__What is asked__: All lines in the data bearing the string "false" should be identified and copied.

__Data in this exercise__:
#####

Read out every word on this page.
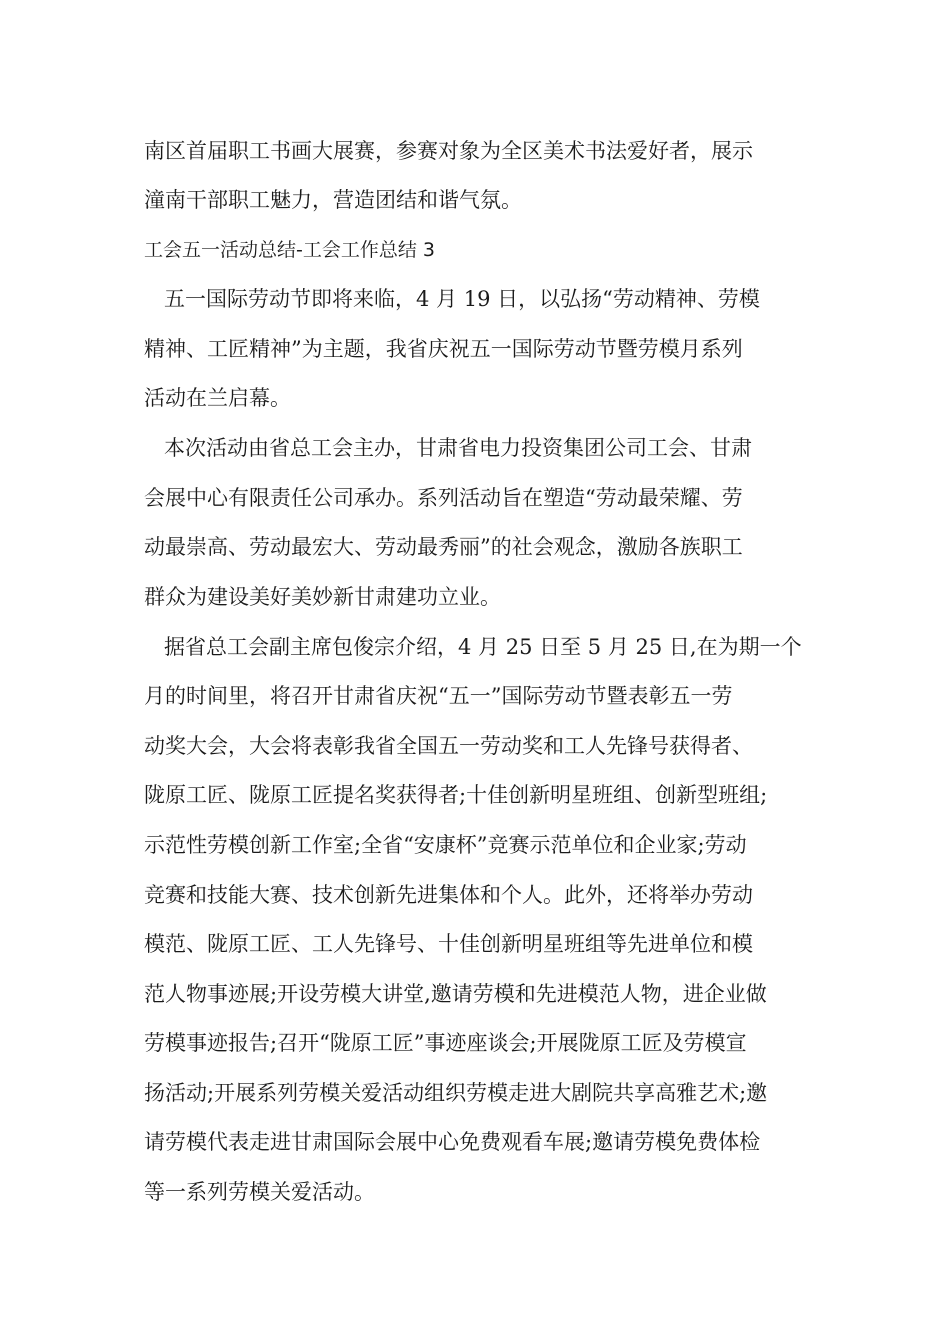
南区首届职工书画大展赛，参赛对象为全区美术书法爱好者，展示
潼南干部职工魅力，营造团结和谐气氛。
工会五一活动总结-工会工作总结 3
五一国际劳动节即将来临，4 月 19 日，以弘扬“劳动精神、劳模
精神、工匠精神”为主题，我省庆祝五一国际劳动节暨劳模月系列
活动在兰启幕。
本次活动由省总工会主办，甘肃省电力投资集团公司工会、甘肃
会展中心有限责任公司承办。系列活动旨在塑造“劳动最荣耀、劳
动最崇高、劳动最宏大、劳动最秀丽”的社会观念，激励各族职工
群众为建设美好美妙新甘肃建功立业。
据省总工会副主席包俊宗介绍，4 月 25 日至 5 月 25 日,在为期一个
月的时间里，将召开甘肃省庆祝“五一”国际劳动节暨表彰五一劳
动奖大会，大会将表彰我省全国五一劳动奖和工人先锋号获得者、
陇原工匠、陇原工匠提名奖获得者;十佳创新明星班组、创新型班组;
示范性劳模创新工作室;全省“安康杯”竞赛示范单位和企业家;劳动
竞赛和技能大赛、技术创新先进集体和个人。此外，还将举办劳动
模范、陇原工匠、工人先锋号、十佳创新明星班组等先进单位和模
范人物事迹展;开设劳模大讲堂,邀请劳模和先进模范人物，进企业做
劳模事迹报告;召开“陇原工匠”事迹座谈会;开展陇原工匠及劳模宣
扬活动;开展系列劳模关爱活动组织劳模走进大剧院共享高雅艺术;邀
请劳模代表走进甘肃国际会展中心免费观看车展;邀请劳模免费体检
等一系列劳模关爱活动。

#####

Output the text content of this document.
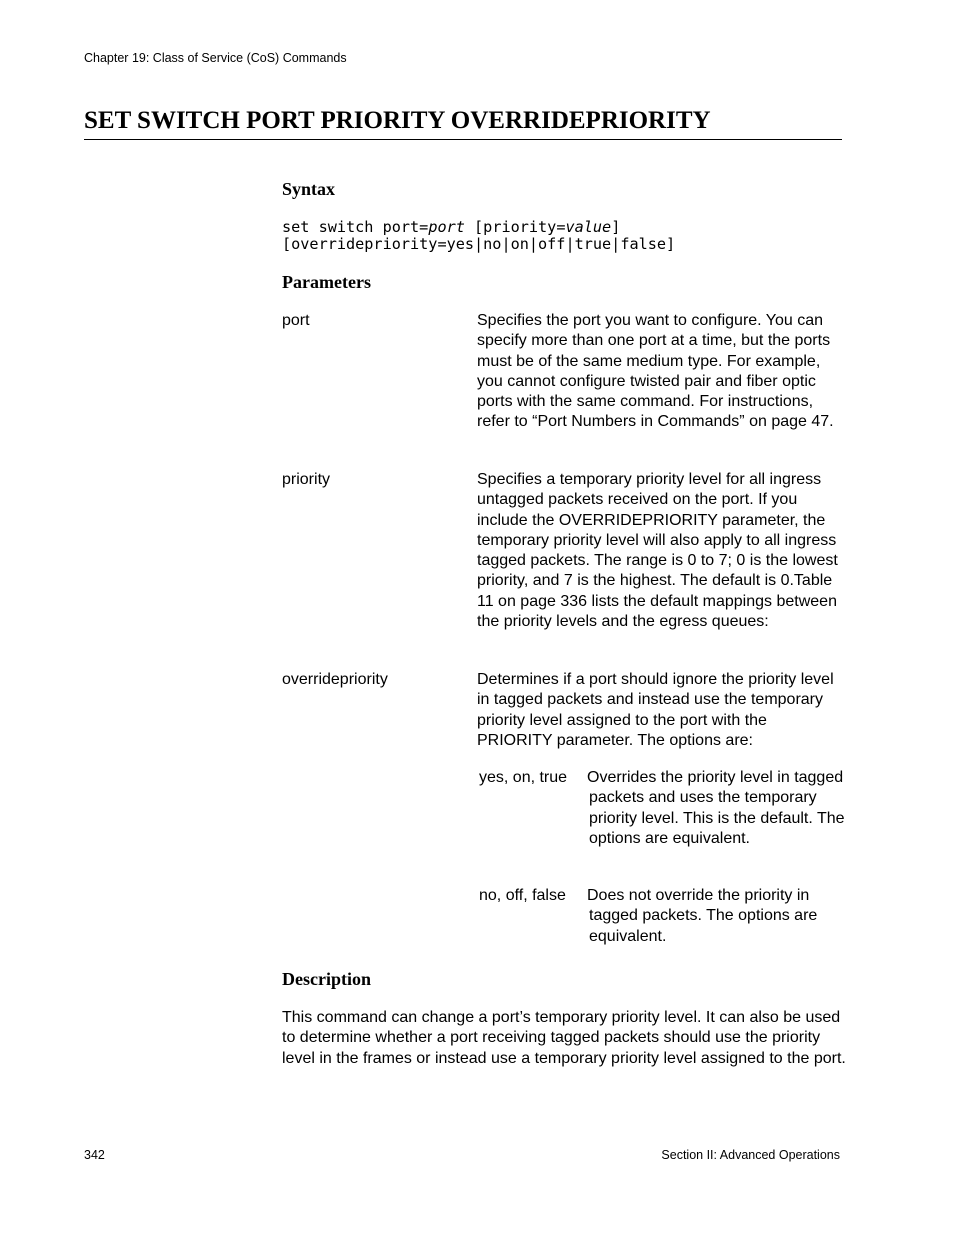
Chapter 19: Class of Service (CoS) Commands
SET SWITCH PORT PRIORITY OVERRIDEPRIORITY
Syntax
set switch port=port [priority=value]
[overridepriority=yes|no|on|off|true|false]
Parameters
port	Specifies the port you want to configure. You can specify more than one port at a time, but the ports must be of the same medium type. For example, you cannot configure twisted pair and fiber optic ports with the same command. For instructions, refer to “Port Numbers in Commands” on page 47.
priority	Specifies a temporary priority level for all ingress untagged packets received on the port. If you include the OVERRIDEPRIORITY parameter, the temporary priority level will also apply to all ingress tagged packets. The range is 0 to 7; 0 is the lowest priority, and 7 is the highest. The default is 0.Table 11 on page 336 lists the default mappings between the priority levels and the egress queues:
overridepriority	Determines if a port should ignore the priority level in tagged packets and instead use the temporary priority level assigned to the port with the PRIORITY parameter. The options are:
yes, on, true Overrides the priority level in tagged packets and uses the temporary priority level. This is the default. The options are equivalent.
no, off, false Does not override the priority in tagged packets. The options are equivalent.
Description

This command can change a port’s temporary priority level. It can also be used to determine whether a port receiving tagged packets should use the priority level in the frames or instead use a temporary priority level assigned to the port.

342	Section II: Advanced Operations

#####

__Solved exercise__:
[overridepriority=yes|no|on|off|true|false]
no, off, false Does not override the priority in tagged packets. The options are equivalent.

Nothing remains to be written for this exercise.